In the listing below, locate the lines that hold "document" and copy them.
— begin —
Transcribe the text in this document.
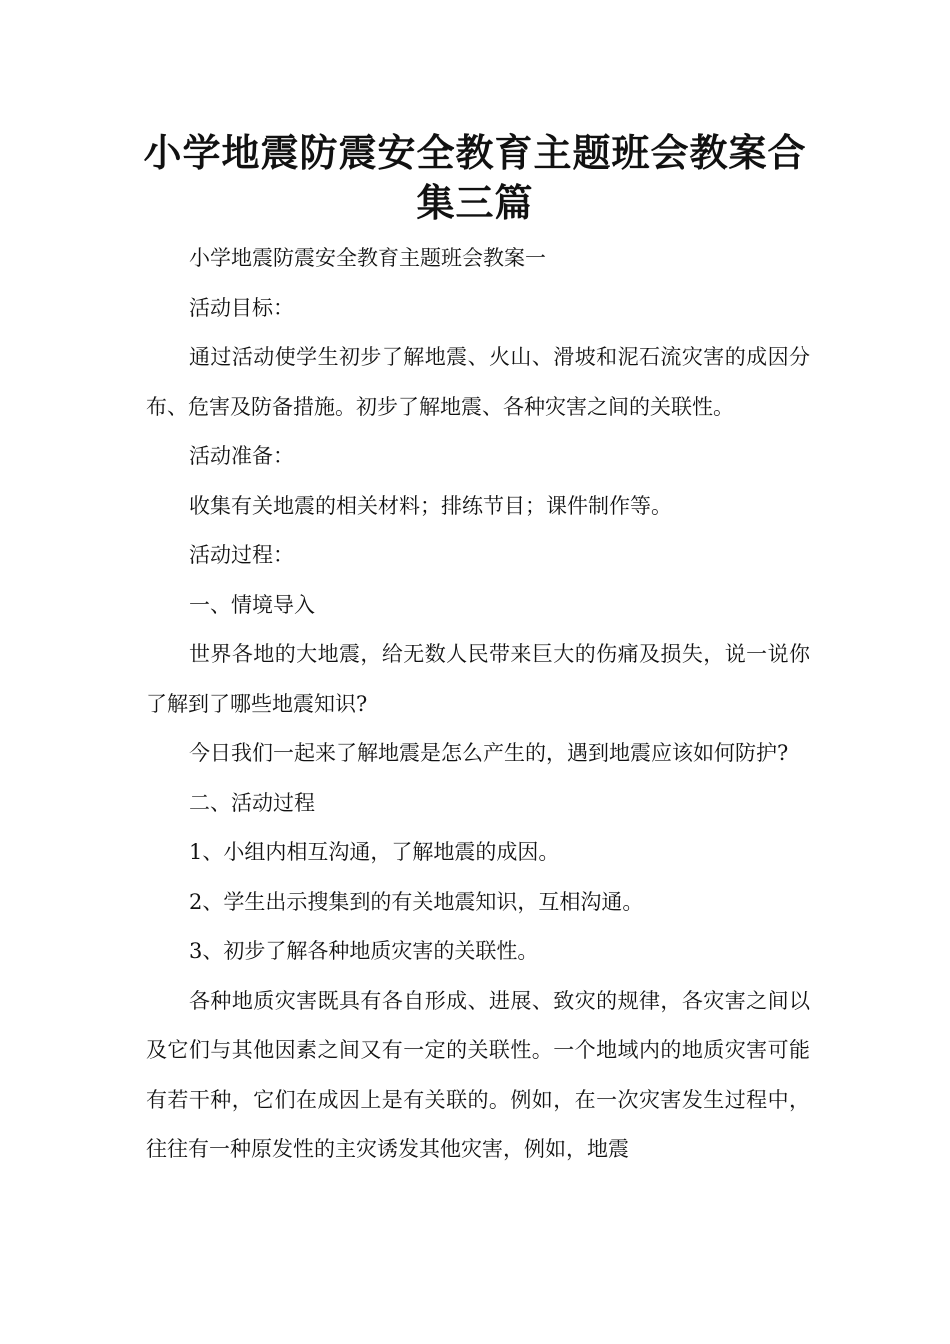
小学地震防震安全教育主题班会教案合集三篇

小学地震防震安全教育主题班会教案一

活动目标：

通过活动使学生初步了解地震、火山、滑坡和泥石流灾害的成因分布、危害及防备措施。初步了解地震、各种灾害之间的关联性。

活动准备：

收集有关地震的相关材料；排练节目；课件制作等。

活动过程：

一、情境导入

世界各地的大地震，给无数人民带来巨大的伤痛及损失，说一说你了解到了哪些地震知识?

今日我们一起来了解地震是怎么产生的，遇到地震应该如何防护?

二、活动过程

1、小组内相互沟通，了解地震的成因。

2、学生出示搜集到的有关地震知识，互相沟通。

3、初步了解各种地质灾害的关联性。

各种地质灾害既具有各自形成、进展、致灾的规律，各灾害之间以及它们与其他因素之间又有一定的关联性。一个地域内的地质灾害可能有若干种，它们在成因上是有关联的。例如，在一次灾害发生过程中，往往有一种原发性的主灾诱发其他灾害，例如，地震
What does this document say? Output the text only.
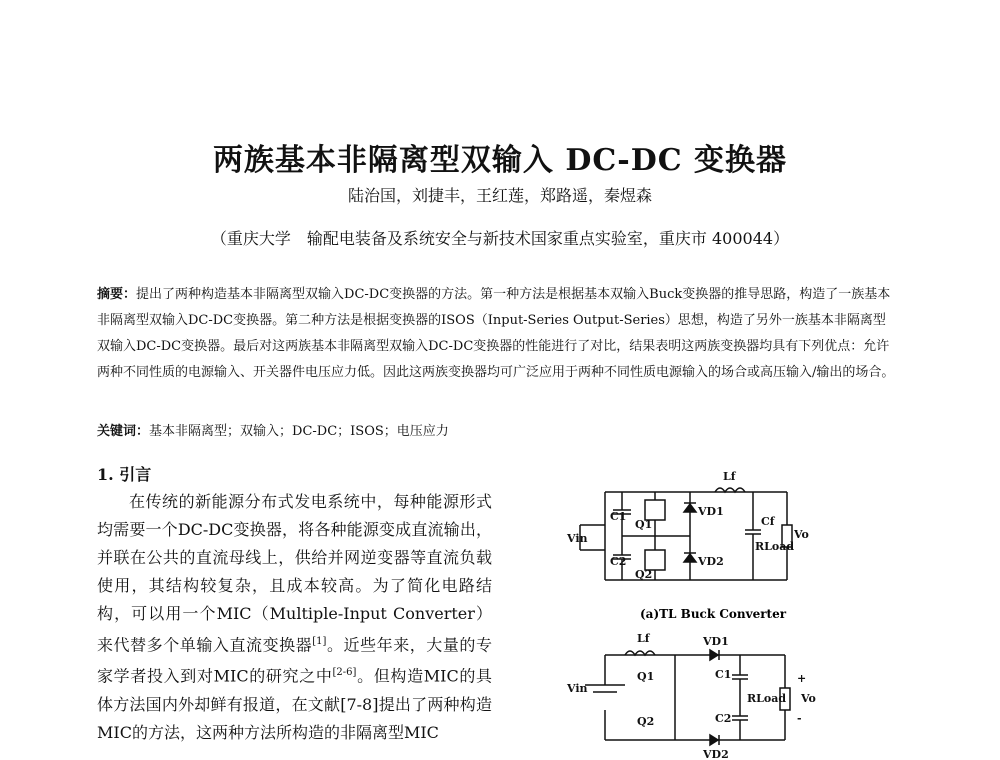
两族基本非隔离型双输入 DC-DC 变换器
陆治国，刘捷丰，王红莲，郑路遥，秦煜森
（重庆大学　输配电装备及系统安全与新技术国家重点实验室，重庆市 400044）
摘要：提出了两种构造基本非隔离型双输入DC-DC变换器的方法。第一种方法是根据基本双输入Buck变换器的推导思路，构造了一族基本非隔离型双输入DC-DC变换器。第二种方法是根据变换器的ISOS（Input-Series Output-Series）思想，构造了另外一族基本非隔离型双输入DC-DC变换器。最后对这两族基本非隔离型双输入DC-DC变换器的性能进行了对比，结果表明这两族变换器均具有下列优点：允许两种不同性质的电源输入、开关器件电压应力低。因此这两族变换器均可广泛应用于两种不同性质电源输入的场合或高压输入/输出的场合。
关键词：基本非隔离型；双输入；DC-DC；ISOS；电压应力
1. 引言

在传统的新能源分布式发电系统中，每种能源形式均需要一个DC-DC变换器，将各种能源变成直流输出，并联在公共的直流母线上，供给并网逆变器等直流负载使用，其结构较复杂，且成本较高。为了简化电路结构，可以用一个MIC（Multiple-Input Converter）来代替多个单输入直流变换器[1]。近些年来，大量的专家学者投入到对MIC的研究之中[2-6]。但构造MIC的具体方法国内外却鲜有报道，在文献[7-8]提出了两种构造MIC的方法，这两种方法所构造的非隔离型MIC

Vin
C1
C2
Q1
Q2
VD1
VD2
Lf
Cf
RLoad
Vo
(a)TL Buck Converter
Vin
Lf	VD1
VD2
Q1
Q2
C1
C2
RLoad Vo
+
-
— end —
Result:
Transcribe the text in this document.
What does this document say? Output the text only.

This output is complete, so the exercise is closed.